WORK TO COMPLETE: The records below must be written out exactly, with every picture left behind.

AVAILABLE DATA:
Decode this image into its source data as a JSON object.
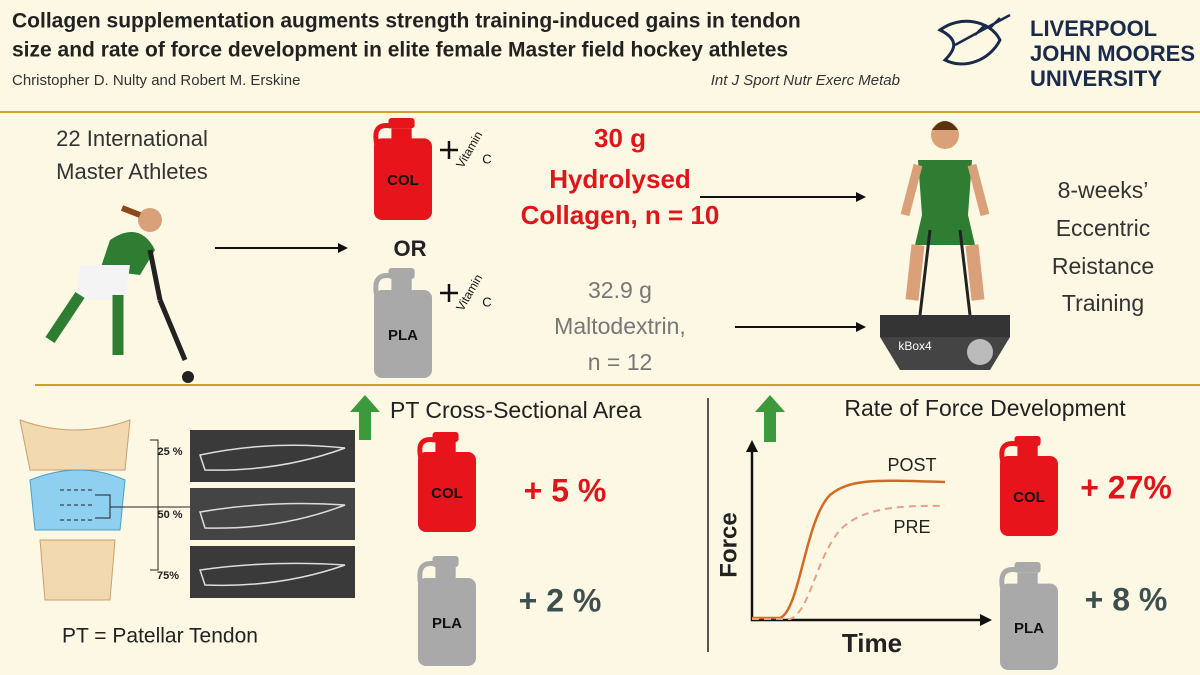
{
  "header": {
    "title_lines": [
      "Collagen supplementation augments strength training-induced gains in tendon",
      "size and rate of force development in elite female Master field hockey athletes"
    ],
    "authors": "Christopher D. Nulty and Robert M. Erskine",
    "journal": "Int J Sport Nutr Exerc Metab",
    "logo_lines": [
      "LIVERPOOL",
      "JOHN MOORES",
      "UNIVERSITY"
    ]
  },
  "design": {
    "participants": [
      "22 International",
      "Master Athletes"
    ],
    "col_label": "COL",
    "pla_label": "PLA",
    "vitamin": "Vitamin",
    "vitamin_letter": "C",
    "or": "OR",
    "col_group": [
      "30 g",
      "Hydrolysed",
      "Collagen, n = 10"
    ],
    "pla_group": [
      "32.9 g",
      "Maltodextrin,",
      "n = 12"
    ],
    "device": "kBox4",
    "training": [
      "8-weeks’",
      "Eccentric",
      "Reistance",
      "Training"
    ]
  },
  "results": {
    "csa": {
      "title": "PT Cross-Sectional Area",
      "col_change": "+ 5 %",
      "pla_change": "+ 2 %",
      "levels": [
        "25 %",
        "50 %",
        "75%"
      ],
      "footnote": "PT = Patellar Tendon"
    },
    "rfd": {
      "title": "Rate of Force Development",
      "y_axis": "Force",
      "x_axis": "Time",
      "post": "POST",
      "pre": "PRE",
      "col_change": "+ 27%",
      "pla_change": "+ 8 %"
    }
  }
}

SOLVED EXERCISE:
Decode this image into its source data as a JSON object.
{
  "header": {
    "title_lines": [
      "Collagen supplementation augments strength training-induced gains in tendon",
      "size and rate of force development in elite female Master field hockey athletes"
    ],
    "authors": "Christopher D. Nulty and Robert M. Erskine",
    "journal": "Int J Sport Nutr Exerc Metab",
    "logo_lines": [
      "LIVERPOOL",
      "JOHN MOORES",
      "UNIVERSITY"
    ]
  },
  "design": {
    "participants": [
      "22 International",
      "Master Athletes"
    ],
    "col_label": "COL",
    "pla_label": "PLA",
    "vitamin": "Vitamin",
    "vitamin_letter": "C",
    "or": "OR",
    "col_group": [
      "30 g",
      "Hydrolysed",
      "Collagen, n = 10"
    ],
    "pla_group": [
      "32.9 g",
      "Maltodextrin,",
      "n = 12"
    ],
    "device": "kBox4",
    "training": [
      "8-weeks’",
      "Eccentric",
      "Reistance",
      "Training"
    ]
  },
  "results": {
    "csa": {
      "title": "PT Cross-Sectional Area",
      "col_change": "+ 5 %",
      "pla_change": "+ 2 %",
      "levels": [
        "25 %",
        "50 %",
        "75%"
      ],
      "footnote": "PT = Patellar Tendon"
    },
    "rfd": {
      "title": "Rate of Force Development",
      "y_axis": "Force",
      "x_axis": "Time",
      "post": "POST",
      "pre": "PRE",
      "col_change": "+ 27%",
      "pla_change": "+ 8 %"
    }
  }
}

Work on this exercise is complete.